■ Задания:
A: Установите, соответствуют ли отрывку о восприятии индийских раг следующие утверждения: (i) исследование провели ученые Йоркского университета в Канаде; (ii) спокойствие слушатели распознавали легче остальных эмоций; (iii) тембр учитывался при идентификации гнева. Для каждого утверждения ответьте «да» или «нет» и дословно приведите решающие слова отрывка.
B: Напишите продолжение отрывка о восприятии индийских раг, начиная сразу после его последнего предложения.

■ Отрывок:

------------------------------------------------------------------------

Одно из наиболее продуманных межкультурных исследований провели музыкальные психологи Лора-Ли Балквилл и Уильям Форд Томпсон из Йоркского университета в Канаде. Они попросили североиндийских музыкантов исполнить для слушателей пятнадцати мужчин и женщин с Запада и четырех экспертов в индийской музыке отрывки из раг, которые предназначались для передачи радости (хасья), грусти (каруна), гнева (раудра) и спокойствия (шанта) (каждая рага обладает своим настроением или «раса», которое, согласно убеждениям верующих, взаимодействует с определенным энергетическим центром (чакрой) и внушает одно из девяти настроений, признанных в индийской музыкальной теории); слушателям нужно было сопоставить каждое произведение с одной из четырех эмоций. Кроме того, Балквилл и Томпсон пытались определить, какие музыкальные параметры использовали музыканты для передачи эмоций, для чего попросили слушателей оценить пять передатчиков эмоций в каждом произведении: темп, сложность мелодии, ритмическую сложность, вариативность высоты тонов и тембр.
Испытуемые уверенно определили «грустные» и «радостные» раги, но им было сложнее опознать гнев и в особенности спокойствие (интересно, учитывая, что индийцы по умолчанию считают свою музыку мирной и спокойной). Более того, «невежественные» слушатели дали такие же оценки, как и слушатели-эксперты, хотя последние подходили к определению настроения музыка профессионально. Для обеих групп ключевыми факторами оценки стали темп и сложность мелодии; тембр же они учитывали при идентификации гнева.

------------------------------------------------------------------------

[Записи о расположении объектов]
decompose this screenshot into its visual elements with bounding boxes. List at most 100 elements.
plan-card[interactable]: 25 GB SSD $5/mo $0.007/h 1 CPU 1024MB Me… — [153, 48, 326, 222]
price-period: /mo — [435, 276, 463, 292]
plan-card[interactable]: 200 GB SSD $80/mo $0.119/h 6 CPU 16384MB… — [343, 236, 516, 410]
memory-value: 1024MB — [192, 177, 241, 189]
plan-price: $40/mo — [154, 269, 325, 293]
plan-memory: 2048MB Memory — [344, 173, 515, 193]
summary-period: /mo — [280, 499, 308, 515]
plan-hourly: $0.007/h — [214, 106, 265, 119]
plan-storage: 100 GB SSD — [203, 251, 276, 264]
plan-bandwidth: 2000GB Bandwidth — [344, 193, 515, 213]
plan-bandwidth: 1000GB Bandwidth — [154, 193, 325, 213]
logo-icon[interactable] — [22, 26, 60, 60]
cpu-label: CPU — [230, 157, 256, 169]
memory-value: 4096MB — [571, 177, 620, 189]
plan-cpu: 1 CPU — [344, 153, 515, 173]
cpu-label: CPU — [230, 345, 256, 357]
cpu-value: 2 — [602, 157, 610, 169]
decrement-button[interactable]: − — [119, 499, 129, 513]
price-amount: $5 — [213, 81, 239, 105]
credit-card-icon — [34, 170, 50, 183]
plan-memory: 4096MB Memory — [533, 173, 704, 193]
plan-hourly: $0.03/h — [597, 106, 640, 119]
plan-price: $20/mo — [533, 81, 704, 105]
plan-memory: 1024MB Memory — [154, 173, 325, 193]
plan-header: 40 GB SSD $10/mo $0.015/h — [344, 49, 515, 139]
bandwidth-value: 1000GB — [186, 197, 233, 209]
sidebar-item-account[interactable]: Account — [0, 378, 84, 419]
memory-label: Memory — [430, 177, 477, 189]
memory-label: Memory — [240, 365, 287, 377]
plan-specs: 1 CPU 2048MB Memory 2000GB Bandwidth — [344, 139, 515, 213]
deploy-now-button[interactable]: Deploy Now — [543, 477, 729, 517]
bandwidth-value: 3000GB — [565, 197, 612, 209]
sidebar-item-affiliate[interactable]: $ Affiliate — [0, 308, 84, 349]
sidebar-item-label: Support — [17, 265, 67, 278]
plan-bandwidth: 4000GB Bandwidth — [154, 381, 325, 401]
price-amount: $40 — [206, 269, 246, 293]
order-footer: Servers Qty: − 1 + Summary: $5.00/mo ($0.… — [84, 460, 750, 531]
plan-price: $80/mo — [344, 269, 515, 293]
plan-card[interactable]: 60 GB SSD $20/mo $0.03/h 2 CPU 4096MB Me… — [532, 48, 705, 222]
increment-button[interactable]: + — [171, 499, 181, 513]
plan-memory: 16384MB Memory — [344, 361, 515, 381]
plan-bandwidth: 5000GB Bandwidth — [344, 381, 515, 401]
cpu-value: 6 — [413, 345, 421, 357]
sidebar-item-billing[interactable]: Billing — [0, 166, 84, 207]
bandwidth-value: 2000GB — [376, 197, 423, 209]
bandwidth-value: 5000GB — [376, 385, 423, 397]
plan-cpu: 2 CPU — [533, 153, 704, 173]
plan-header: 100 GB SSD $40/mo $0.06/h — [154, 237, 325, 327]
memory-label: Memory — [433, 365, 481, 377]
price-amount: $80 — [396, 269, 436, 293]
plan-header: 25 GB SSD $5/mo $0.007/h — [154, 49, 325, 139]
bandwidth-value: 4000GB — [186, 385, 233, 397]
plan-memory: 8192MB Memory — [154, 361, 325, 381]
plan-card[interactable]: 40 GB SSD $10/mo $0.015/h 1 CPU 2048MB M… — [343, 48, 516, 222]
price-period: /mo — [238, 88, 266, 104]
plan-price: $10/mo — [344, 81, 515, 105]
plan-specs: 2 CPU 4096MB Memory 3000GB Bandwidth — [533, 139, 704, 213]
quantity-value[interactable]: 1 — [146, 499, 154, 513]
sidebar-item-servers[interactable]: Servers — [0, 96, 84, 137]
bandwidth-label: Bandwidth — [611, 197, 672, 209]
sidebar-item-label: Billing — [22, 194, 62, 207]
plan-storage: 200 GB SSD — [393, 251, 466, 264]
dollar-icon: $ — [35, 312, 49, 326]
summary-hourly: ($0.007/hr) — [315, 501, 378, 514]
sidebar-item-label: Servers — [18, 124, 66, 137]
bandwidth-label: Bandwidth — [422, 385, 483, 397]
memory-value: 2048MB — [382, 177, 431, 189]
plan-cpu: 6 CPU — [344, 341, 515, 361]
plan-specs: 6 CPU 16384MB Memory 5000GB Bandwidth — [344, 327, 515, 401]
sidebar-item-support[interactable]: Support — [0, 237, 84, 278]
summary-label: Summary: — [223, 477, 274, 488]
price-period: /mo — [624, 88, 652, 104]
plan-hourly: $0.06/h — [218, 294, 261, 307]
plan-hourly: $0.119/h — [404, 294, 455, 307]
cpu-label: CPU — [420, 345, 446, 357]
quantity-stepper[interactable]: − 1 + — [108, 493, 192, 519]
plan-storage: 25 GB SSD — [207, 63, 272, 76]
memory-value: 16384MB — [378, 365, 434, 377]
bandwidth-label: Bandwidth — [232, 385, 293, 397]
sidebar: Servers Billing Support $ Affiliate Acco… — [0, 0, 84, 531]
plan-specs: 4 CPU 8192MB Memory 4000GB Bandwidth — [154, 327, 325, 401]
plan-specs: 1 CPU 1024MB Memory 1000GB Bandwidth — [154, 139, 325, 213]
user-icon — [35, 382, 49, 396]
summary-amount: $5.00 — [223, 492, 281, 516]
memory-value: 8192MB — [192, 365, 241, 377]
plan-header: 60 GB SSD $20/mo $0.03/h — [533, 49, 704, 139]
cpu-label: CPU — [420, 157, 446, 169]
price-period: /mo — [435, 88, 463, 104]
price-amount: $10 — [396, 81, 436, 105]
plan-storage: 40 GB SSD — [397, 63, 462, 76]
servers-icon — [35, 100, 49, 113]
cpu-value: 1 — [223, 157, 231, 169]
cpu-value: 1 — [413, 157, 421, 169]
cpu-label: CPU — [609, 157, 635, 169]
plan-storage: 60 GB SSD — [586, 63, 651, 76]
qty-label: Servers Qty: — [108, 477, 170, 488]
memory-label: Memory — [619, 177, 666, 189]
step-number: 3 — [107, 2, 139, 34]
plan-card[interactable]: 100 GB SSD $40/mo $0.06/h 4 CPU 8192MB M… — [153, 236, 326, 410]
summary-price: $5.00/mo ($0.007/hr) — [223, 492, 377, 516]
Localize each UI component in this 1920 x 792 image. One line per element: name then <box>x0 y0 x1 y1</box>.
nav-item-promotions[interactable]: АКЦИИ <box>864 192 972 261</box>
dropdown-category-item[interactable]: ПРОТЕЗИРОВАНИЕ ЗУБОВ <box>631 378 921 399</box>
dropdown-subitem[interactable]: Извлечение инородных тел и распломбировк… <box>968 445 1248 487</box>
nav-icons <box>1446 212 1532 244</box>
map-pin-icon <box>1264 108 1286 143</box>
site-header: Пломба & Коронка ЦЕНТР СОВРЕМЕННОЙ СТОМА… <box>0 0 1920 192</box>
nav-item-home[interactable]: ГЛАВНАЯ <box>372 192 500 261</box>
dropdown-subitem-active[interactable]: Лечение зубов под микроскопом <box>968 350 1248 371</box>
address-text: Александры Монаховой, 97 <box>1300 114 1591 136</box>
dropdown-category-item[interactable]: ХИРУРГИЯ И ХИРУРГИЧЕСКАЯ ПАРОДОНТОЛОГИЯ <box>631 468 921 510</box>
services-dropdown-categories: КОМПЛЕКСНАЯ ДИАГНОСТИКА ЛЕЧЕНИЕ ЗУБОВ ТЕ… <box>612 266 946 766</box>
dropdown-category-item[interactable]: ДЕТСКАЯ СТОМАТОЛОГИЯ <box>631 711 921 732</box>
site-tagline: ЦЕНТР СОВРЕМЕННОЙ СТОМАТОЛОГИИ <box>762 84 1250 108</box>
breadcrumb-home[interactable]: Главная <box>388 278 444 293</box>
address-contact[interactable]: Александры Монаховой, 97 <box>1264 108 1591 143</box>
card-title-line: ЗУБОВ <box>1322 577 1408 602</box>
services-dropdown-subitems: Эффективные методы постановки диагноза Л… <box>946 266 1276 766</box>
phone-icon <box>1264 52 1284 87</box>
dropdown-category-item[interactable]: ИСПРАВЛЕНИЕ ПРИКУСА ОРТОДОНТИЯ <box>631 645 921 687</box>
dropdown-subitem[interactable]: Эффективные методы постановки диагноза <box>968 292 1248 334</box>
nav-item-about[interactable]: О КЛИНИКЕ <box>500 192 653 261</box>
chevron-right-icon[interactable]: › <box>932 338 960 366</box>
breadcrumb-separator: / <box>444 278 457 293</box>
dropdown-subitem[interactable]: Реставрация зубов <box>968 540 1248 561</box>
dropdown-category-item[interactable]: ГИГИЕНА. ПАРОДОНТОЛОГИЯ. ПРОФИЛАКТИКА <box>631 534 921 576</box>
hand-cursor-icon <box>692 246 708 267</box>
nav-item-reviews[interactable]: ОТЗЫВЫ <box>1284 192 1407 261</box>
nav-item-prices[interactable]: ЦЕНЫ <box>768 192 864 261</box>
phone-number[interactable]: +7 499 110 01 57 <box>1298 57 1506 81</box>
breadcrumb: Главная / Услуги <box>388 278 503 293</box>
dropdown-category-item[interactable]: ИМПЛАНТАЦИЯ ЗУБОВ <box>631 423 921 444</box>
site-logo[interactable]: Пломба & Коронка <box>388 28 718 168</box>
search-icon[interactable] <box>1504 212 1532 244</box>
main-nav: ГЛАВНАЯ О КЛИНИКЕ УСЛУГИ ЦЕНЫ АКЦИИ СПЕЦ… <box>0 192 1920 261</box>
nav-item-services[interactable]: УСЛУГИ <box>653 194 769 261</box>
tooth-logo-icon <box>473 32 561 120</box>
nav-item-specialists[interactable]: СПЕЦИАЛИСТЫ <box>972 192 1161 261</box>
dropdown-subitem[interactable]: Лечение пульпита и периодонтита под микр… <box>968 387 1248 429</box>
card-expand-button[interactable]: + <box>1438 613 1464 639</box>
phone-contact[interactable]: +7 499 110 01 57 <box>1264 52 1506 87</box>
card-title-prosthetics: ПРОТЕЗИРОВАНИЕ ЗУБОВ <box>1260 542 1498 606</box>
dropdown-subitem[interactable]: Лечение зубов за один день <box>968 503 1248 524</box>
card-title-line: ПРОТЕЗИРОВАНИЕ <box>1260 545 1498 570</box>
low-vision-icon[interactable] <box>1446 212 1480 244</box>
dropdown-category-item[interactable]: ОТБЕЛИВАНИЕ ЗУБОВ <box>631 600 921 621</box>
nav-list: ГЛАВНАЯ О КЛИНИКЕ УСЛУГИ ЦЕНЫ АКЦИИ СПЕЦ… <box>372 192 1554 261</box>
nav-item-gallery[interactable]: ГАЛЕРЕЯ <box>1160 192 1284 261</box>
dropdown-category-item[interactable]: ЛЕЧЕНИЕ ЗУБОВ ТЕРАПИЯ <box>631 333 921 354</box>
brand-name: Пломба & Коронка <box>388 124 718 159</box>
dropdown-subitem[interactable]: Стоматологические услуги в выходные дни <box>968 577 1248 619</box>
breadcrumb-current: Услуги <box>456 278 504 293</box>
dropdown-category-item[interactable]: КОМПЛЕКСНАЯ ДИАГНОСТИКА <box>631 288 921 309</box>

------------------------------------------------------------------------

■ Ответы:
A:
(i) Да: «Лора-Ли Балквилл и Уильям Форд Томпсон из Йоркского университета в Канаде».
(ii) Нет: «им было сложнее опознать гнев и в особенности спокойствие».
(iii) Да: «тембр же они учитывали при идентификации гнева».

B:
Однако необходимо взвесить, что же в действительности изучали эти эксперименты. На Западе сегодня под эмоциями понимают то, «что человек испытывает». Так думают не во всем мире, да и на Западе эта идея сформировалась только в начале девятнадцатого века. Когда индийские музыканты говорят о расе в раге, они не имеют ввиду ощущения слушателя: слово «раса» относится к не персонализированной эмоции, а к чему-то за пределами личности: эмоциональное состояние видится, цитируя удачное описание, будто через оконное стекло, которое отделяет его от смотрящего и таким образом избавляет любых неприятных ощущений. Персонализированные эмоции же обозначаются словом бхава: это некая выжимка бестелесных эмоций, которая может трансформировать сознание и открыть доступ к духовному аспекту бытия (у средневековой церковной музыки была та же задача). Подобным образом изображается несколько разных оттенков грусти в яванской музыке, но яванская культура не признает за этими ментальными состояниями «негативной» окраски, как делают на Западе, а считает их нейтральными. Западные слушатели в канадском эксперименте ощутили правильный эмоциональный привкус раги, но не таким образом, как полагается испытывать этот вкус.
Эмоции можно рассматривать не только в разных системах разных культур: их возникновение и выражение стоит оценивать с позиции разных социальных норм. Я понимаю, почему суфийская музыка каввали обладает трансцендентным эффектом, но едва ли сам смогу испытать этот эффект. Дело не в том, что я плохо владею музыкальным языком, а в том, что я пребываю вне пределов традиции, где принято появление экстатических эффектов. Экстаз это не спонтанная реакция на музыку; такой отклик создается строго предписанным ритуальным образом, включающим постепенное усиление сигнала и реакции на него, происходящей между слушателями и музыкантами: если первые дают сигнал, что их душа откликнулась, музыканты принимают этот сигнал и усиливают соответствующие раздражители. В этой и других культурах например, религиозная интоксикация пятидесятнических церквей «эмоция» не связана с отдельным человеком, а является коллективным событием, которое разворачивается в определенной форме, обладающей преимущественно социальной функцией.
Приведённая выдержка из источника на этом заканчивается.